*Instructions to follow:* The records that follow must be reproduced in full, exactly as written.

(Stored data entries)
--------

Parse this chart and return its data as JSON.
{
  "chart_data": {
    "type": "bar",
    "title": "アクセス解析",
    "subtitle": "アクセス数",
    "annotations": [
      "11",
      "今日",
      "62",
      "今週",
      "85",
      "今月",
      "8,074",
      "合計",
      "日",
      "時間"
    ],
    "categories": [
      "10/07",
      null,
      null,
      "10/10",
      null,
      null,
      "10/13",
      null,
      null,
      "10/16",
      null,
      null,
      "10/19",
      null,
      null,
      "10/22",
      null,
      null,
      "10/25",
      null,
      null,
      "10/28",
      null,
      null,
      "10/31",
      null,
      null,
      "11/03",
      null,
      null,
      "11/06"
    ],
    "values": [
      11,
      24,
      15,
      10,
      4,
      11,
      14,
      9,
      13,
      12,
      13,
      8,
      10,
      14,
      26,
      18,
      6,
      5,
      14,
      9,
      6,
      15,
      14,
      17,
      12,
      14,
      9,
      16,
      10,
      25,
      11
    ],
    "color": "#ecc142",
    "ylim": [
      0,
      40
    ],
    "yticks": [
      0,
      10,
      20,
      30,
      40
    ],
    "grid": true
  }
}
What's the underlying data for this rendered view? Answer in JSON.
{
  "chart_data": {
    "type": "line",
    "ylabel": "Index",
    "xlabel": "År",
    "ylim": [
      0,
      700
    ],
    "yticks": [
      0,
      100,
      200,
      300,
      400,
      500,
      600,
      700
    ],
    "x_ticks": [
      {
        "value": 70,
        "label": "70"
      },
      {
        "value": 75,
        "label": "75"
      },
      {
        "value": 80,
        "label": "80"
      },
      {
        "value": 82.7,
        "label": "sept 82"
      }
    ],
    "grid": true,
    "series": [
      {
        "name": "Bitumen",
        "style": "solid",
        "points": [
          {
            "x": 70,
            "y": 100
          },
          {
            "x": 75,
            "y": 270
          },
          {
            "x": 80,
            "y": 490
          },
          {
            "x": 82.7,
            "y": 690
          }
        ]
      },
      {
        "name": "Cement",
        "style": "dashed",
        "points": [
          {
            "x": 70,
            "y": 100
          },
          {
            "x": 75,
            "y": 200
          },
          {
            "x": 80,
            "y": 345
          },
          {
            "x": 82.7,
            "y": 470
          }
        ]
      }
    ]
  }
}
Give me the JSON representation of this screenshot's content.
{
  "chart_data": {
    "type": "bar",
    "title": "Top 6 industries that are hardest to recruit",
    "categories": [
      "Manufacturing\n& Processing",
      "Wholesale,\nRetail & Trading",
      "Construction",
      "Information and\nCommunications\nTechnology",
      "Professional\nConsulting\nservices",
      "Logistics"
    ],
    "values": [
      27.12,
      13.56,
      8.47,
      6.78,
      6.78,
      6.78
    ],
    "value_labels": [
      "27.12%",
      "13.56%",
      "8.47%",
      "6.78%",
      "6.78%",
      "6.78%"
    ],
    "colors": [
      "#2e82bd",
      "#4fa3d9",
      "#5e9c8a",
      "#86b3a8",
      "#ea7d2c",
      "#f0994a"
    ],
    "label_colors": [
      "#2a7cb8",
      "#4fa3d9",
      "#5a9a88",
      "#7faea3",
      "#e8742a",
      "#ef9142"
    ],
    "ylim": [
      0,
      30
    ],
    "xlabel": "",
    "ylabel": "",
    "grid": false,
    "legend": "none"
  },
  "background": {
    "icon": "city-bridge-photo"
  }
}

--------

*Solution to this exercise:*
Parse this chart and return its data as JSON.
{
  "chart_data": {
    "type": "bar",
    "title": "アクセス解析",
    "subtitle": "アクセス数",
    "annotations": [
      "11",
      "今日",
      "62",
      "今週",
      "85",
      "今月",
      "8,074",
      "合計",
      "日",
      "時間"
    ],
    "categories": [
      "10/07",
      null,
      null,
      "10/10",
      null,
      null,
      "10/13",
      null,
      null,
      "10/16",
      null,
      null,
      "10/19",
      null,
      null,
      "10/22",
      null,
      null,
      "10/25",
      null,
      null,
      "10/28",
      null,
      null,
      "10/31",
      null,
      null,
      "11/03",
      null,
      null,
      "11/06"
    ],
    "values": [
      11,
      24,
      15,
      10,
      4,
      11,
      14,
      9,
      13,
      12,
      13,
      8,
      10,
      14,
      26,
      18,
      6,
      5,
      14,
      9,
      6,
      15,
      14,
      17,
      12,
      14,
      9,
      16,
      10,
      25,
      11
    ],
    "color": "#ecc142",
    "ylim": [
      0,
      40
    ],
    "yticks": [
      0,
      10,
      20,
      30,
      40
    ],
    "grid": true
  }
}
What's the underlying data for this rendered view? Answer in JSON.
{
  "chart_data": {
    "type": "line",
    "ylabel": "Index",
    "xlabel": "År",
    "ylim": [
      0,
      700
    ],
    "yticks": [
      0,
      100,
      200,
      300,
      400,
      500,
      600,
      700
    ],
    "x_ticks": [
      {
        "value": 70,
        "label": "70"
      },
      {
        "value": 75,
        "label": "75"
      },
      {
        "value": 80,
        "label": "80"
      },
      {
        "value": 82.7,
        "label": "sept 82"
      }
    ],
    "grid": true,
    "series": [
      {
        "name": "Bitumen",
        "style": "solid",
        "points": [
          {
            "x": 70,
            "y": 100
          },
          {
            "x": 75,
            "y": 270
          },
          {
            "x": 80,
            "y": 490
          },
          {
            "x": 82.7,
            "y": 690
          }
        ]
      },
      {
        "name": "Cement",
        "style": "dashed",
        "points": [
          {
            "x": 70,
            "y": 100
          },
          {
            "x": 75,
            "y": 200
          },
          {
            "x": 80,
            "y": 345
          },
          {
            "x": 82.7,
            "y": 470
          }
        ]
      }
    ]
  }
}
Give me the JSON representation of this screenshot's content.
{
  "chart_data": {
    "type": "bar",
    "title": "Top 6 industries that are hardest to recruit",
    "categories": [
      "Manufacturing\n& Processing",
      "Wholesale,\nRetail & Trading",
      "Construction",
      "Information and\nCommunications\nTechnology",
      "Professional\nConsulting\nservices",
      "Logistics"
    ],
    "values": [
      27.12,
      13.56,
      8.47,
      6.78,
      6.78,
      6.78
    ],
    "value_labels": [
      "27.12%",
      "13.56%",
      "8.47%",
      "6.78%",
      "6.78%",
      "6.78%"
    ],
    "colors": [
      "#2e82bd",
      "#4fa3d9",
      "#5e9c8a",
      "#86b3a8",
      "#ea7d2c",
      "#f0994a"
    ],
    "label_colors": [
      "#2a7cb8",
      "#4fa3d9",
      "#5a9a88",
      "#7faea3",
      "#e8742a",
      "#ef9142"
    ],
    "ylim": [
      0,
      30
    ],
    "xlabel": "",
    "ylabel": "",
    "grid": false,
    "legend": "none"
  },
  "background": {
    "icon": "city-bridge-photo"
  }
}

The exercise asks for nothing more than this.